━━━━━ Dataset content

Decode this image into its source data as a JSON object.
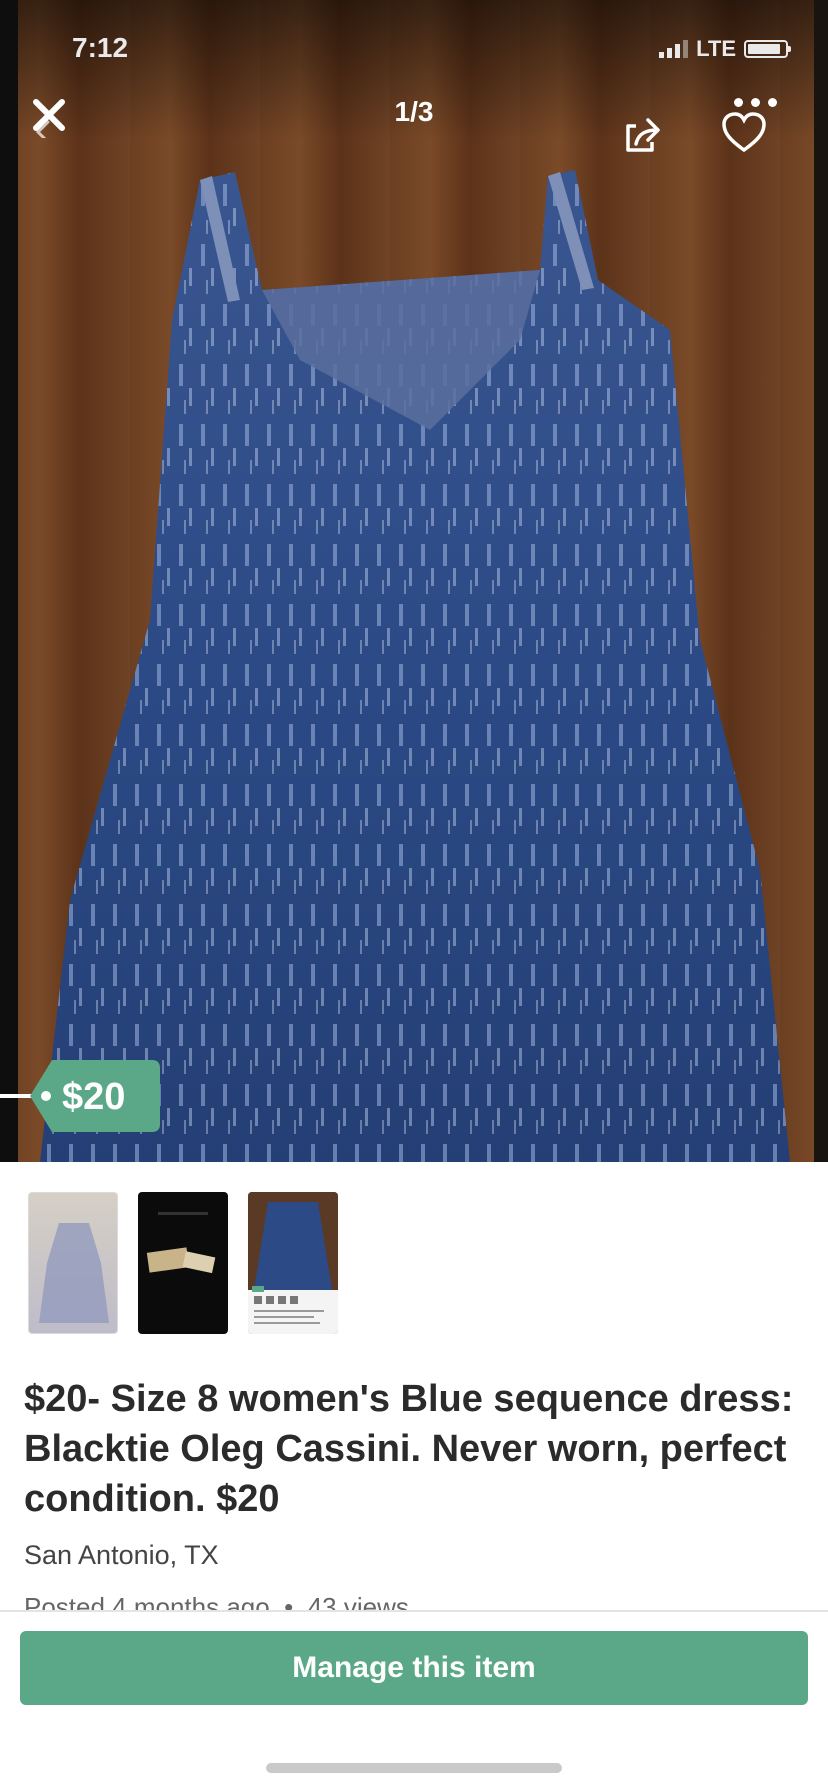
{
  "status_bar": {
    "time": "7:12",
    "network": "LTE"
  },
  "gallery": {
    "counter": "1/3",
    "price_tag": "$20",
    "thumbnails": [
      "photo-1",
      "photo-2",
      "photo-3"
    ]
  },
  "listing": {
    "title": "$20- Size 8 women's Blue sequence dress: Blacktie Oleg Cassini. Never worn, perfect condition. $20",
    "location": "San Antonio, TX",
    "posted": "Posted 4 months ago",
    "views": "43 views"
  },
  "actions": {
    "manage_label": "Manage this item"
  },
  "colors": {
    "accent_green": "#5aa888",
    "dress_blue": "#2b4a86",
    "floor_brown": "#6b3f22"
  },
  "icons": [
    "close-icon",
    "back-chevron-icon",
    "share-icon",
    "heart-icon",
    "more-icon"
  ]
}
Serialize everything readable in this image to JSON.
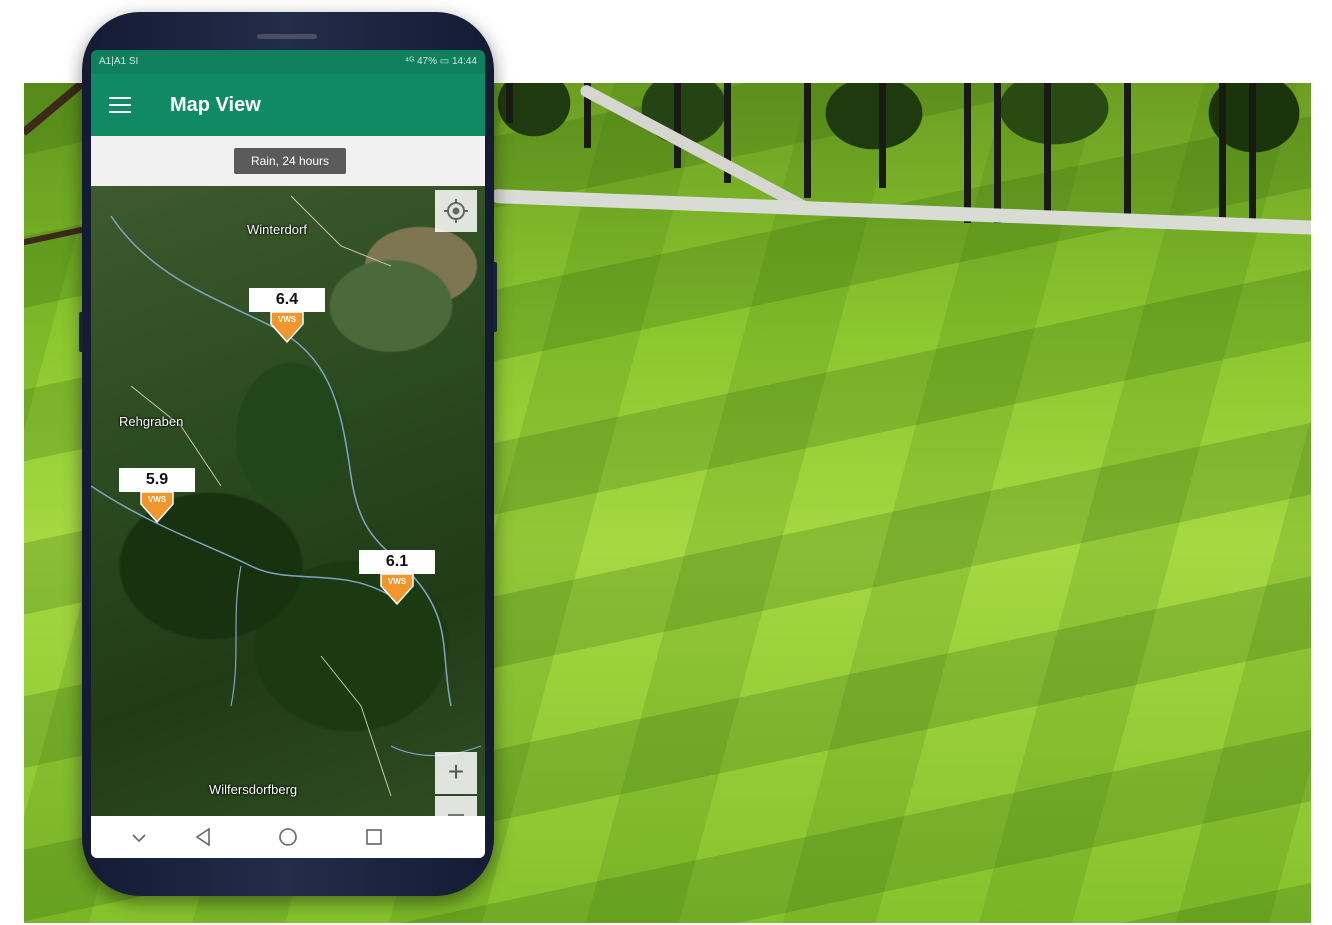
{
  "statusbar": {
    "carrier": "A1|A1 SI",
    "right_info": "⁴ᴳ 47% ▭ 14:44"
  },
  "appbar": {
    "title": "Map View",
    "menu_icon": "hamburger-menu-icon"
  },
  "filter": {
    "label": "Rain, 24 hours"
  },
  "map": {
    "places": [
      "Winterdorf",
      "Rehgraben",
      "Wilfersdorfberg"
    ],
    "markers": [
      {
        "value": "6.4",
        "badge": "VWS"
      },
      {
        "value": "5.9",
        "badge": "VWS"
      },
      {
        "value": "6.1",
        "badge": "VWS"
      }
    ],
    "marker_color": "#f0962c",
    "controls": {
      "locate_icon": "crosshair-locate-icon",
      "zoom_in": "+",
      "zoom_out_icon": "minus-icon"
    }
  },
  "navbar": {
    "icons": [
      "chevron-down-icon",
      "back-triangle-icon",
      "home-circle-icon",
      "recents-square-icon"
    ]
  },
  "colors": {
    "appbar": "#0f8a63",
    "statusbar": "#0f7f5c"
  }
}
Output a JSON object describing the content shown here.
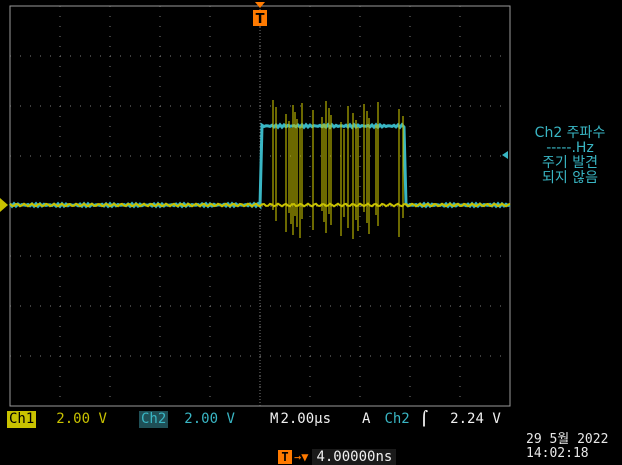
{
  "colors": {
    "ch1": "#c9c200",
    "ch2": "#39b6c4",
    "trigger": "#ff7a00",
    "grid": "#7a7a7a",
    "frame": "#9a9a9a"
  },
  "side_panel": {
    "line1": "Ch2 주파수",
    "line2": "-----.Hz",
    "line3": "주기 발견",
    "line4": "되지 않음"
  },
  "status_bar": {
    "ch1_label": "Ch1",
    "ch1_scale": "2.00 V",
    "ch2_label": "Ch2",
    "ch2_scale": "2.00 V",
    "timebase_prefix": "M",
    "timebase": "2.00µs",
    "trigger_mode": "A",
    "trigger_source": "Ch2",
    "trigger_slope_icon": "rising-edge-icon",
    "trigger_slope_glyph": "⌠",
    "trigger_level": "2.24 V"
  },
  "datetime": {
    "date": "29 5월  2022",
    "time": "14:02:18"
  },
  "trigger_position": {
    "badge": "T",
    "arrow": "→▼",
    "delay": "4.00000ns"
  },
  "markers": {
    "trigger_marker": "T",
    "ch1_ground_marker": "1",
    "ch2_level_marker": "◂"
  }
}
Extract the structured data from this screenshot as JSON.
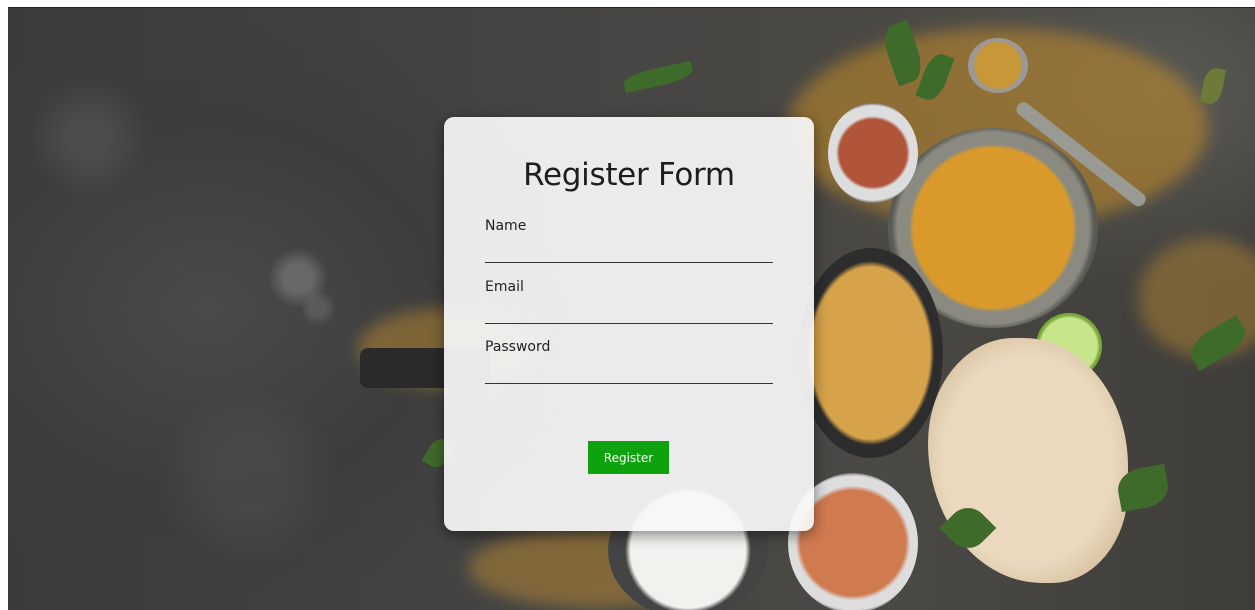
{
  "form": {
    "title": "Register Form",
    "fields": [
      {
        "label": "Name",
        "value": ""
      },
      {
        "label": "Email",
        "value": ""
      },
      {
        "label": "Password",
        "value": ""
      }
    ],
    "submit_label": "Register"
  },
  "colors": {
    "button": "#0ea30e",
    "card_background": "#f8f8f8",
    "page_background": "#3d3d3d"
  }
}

━━━━━━━━━━

Job: Working from the lines above, reproduce the material exactly and exclude its pictures.

Solution below:
Decode this image into its source data as a JSON object.
{
  "status_bar": {
    "time": "7:12",
    "network": "LTE"
  },
  "gallery": {
    "counter": "1/3",
    "price_tag": "$20",
    "thumbnails": [
      "photo-1",
      "photo-2",
      "photo-3"
    ]
  },
  "listing": {
    "title": "$20- Size 8 women's Blue sequence dress: Blacktie Oleg Cassini. Never worn, perfect condition. $20",
    "location": "San Antonio, TX",
    "posted": "Posted 4 months ago",
    "views": "43 views"
  },
  "actions": {
    "manage_label": "Manage this item"
  },
  "colors": {
    "accent_green": "#5aa888",
    "dress_blue": "#2b4a86",
    "floor_brown": "#6b3f22"
  },
  "icons": [
    "close-icon",
    "back-chevron-icon",
    "share-icon",
    "heart-icon",
    "more-icon"
  ]
}
Serialize everything readable in this image to JSON.
{
  "statusbar": {
    "carrier": "A1|A1 SI",
    "right_info": "⁴ᴳ 47% ▭ 14:44"
  },
  "appbar": {
    "title": "Map View",
    "menu_icon": "hamburger-menu-icon"
  },
  "filter": {
    "label": "Rain, 24 hours"
  },
  "map": {
    "places": [
      "Winterdorf",
      "Rehgraben",
      "Wilfersdorfberg"
    ],
    "markers": [
      {
        "value": "6.4",
        "badge": "VWS"
      },
      {
        "value": "5.9",
        "badge": "VWS"
      },
      {
        "value": "6.1",
        "badge": "VWS"
      }
    ],
    "marker_color": "#f0962c",
    "controls": {
      "locate_icon": "crosshair-locate-icon",
      "zoom_in": "+",
      "zoom_out_icon": "minus-icon"
    }
  },
  "navbar": {
    "icons": [
      "chevron-down-icon",
      "back-triangle-icon",
      "home-circle-icon",
      "recents-square-icon"
    ]
  },
  "colors": {
    "appbar": "#0f8a63",
    "statusbar": "#0f7f5c"
  }
}
Output a JSON object describing the content shown here.
{
  "colors": {
    "ch1": "#c9c200",
    "ch2": "#39b6c4",
    "trigger": "#ff7a00",
    "grid": "#7a7a7a",
    "frame": "#9a9a9a"
  },
  "side_panel": {
    "line1": "Ch2 주파수",
    "line2": "-----.Hz",
    "line3": "주기 발견",
    "line4": "되지 않음"
  },
  "status_bar": {
    "ch1_label": "Ch1",
    "ch1_scale": "2.00 V",
    "ch2_label": "Ch2",
    "ch2_scale": "2.00 V",
    "timebase_prefix": "M",
    "timebase": "2.00µs",
    "trigger_mode": "A",
    "trigger_source": "Ch2",
    "trigger_slope_icon": "rising-edge-icon",
    "trigger_slope_glyph": "⌠",
    "trigger_level": "2.24 V"
  },
  "datetime": {
    "date": "29 5월  2022",
    "time": "14:02:18"
  },
  "trigger_position": {
    "badge": "T",
    "arrow": "→▼",
    "delay": "4.00000ns"
  },
  "markers": {
    "trigger_marker": "T",
    "ch1_ground_marker": "1",
    "ch2_level_marker": "◂"
  }
}
Extract the structured data from this screenshot as JSON.
{
  "form": {
    "title": "Register Form",
    "fields": [
      {
        "label": "Name",
        "value": ""
      },
      {
        "label": "Email",
        "value": ""
      },
      {
        "label": "Password",
        "value": ""
      }
    ],
    "submit_label": "Register"
  },
  "colors": {
    "button": "#0ea30e",
    "card_background": "#f8f8f8",
    "page_background": "#3d3d3d"
  }
}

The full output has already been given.